Data records
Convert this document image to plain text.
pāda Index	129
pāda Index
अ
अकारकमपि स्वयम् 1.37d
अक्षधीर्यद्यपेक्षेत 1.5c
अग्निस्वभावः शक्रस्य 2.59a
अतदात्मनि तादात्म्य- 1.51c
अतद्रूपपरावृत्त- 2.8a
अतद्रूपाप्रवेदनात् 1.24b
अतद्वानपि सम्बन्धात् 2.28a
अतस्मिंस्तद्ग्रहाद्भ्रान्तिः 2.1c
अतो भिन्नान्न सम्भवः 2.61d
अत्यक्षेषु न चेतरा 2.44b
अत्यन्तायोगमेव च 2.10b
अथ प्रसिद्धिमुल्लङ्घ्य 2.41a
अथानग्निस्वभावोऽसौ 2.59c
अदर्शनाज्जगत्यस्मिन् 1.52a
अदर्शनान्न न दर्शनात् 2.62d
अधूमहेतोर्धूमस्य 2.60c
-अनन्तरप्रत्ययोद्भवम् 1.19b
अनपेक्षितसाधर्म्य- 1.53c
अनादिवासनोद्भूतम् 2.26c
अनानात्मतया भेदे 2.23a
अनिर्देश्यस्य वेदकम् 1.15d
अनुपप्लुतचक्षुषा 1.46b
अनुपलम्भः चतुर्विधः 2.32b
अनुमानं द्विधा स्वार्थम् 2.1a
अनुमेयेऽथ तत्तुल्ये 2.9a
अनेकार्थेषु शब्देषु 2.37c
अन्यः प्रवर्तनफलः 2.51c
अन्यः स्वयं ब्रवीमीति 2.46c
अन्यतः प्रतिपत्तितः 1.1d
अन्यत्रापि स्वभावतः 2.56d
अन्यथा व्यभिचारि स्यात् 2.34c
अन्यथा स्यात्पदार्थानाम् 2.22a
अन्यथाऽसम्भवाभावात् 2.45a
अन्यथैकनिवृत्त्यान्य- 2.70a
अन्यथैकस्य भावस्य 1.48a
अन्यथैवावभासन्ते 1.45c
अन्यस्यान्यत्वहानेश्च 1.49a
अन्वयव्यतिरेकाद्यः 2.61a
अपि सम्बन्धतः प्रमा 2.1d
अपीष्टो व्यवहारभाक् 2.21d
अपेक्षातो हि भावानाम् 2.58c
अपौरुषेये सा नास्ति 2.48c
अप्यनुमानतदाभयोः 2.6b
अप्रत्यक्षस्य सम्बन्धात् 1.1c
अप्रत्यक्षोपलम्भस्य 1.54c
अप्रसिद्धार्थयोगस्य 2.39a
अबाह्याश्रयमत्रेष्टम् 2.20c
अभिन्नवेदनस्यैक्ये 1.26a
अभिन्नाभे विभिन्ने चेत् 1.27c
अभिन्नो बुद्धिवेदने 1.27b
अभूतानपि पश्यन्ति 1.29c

TASK PROMPT ▸
Exactly reproduce all of the entries above.

COMPLETED TASK ▸
Convert this document image to plain text.
pāda Index	129
pāda Index
अ
अकारकमपि स्वयम् 1.37d
अक्षधीर्यद्यपेक्षेत 1.5c
अग्निस्वभावः शक्रस्य 2.59a
अतदात्मनि तादात्म्य- 1.51c
अतद्रूपपरावृत्त- 2.8a
अतद्रूपाप्रवेदनात् 1.24b
अतद्वानपि सम्बन्धात् 2.28a
अतस्मिंस्तद्ग्रहाद्भ्रान्तिः 2.1c
अतो भिन्नान्न सम्भवः 2.61d
अत्यक्षेषु न चेतरा 2.44b
अत्यन्तायोगमेव च 2.10b
अथ प्रसिद्धिमुल्लङ्घ्य 2.41a
अथानग्निस्वभावोऽसौ 2.59c
अदर्शनाज्जगत्यस्मिन् 1.52a
अदर्शनान्न न दर्शनात् 2.62d
अधूमहेतोर्धूमस्य 2.60c
-अनन्तरप्रत्ययोद्भवम् 1.19b
अनपेक्षितसाधर्म्य- 1.53c
अनादिवासनोद्भूतम् 2.26c
अनानात्मतया भेदे 2.23a
अनिर्देश्यस्य वेदकम् 1.15d
अनुपप्लुतचक्षुषा 1.46b
अनुपलम्भः चतुर्विधः 2.32b
अनुमानं द्विधा स्वार्थम् 2.1a
अनुमेयेऽथ तत्तुल्ये 2.9a
अनेकार्थेषु शब्देषु 2.37c
अन्यः प्रवर्तनफलः 2.51c
अन्यः स्वयं ब्रवीमीति 2.46c
अन्यतः प्रतिपत्तितः 1.1d
अन्यत्रापि स्वभावतः 2.56d
अन्यथा व्यभिचारि स्यात् 2.34c
अन्यथा स्यात्पदार्थानाम् 2.22a
अन्यथाऽसम्भवाभावात् 2.45a
अन्यथैकनिवृत्त्यान्य- 2.70a
अन्यथैकस्य भावस्य 1.48a
अन्यथैवावभासन्ते 1.45c
अन्यस्यान्यत्वहानेश्च 1.49a
अन्वयव्यतिरेकाद्यः 2.61a
अपि सम्बन्धतः प्रमा 2.1d
अपीष्टो व्यवहारभाक् 2.21d
अपेक्षातो हि भावानाम् 2.58c
अपौरुषेये सा नास्ति 2.48c
अप्यनुमानतदाभयोः 2.6b
अप्रत्यक्षस्य सम्बन्धात् 1.1c
अप्रत्यक्षोपलम्भस्य 1.54c
अप्रसिद्धार्थयोगस्य 2.39a
अबाह्याश्रयमत्रेष्टम् 2.20c
अभिन्नवेदनस्यैक्ये 1.26a
अभिन्नाभे विभिन्ने चेत् 1.27c
अभिन्नो बुद्धिवेदने 1.27b
अभूतानपि पश्यन्ति 1.29c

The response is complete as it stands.